» What is asked: Search the material for the string "monitored" and copy each line where it occurs.

» Given records:
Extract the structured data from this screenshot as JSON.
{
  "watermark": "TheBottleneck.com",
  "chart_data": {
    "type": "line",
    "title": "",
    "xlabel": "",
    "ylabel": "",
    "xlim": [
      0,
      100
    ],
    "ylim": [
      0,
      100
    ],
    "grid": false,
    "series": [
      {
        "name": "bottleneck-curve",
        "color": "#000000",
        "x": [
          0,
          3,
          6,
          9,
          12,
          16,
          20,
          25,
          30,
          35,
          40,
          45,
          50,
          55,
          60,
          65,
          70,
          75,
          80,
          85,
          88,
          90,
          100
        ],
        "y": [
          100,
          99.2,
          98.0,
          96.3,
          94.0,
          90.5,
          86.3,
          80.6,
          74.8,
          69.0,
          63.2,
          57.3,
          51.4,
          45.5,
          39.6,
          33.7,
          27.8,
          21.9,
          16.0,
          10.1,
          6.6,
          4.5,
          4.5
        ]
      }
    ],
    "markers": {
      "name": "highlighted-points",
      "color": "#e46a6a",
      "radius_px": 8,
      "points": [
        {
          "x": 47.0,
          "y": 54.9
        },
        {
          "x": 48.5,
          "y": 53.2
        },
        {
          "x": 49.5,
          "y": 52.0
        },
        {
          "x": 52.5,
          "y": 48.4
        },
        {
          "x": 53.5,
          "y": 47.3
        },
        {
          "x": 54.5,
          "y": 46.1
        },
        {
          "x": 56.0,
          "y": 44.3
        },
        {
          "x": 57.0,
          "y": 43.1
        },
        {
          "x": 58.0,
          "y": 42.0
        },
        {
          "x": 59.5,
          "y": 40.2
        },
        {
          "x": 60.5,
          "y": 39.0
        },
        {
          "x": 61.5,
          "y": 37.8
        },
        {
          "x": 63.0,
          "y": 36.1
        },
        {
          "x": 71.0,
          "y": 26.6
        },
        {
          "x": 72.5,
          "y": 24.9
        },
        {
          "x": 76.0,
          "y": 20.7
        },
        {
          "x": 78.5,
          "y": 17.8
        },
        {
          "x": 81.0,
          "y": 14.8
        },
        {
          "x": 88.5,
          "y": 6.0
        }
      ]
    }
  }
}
==
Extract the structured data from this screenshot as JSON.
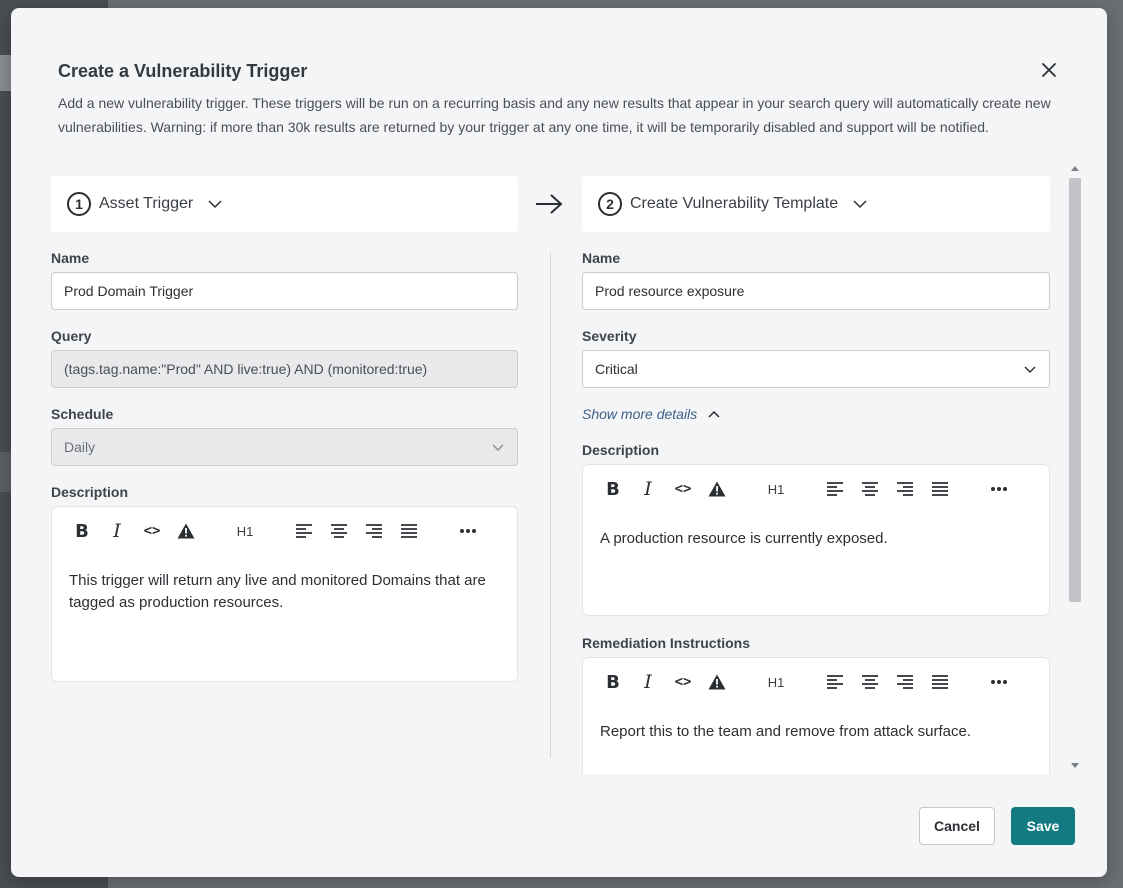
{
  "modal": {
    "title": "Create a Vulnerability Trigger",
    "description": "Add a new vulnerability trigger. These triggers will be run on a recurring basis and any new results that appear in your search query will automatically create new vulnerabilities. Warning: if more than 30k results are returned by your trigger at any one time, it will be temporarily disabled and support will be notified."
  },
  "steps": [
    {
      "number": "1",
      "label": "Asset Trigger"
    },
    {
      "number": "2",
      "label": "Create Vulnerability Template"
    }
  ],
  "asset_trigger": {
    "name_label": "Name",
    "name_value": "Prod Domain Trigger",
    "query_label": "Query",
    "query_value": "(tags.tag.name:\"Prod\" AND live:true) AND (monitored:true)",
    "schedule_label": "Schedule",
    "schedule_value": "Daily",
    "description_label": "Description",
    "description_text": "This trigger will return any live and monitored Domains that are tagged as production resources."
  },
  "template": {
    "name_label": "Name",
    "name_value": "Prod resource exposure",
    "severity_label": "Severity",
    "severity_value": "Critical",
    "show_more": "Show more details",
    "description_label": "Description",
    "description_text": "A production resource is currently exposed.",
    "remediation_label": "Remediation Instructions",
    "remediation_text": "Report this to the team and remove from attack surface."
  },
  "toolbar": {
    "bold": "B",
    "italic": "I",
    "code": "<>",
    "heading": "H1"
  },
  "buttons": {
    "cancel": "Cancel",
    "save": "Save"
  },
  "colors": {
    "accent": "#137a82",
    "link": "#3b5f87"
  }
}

» Exercise solution:
    "query_value": "(tags.tag.name:\"Prod\" AND live:true) AND (monitored:true)",
    "description_text": "This trigger will return any live and monitored Domains that are tagged as production resources."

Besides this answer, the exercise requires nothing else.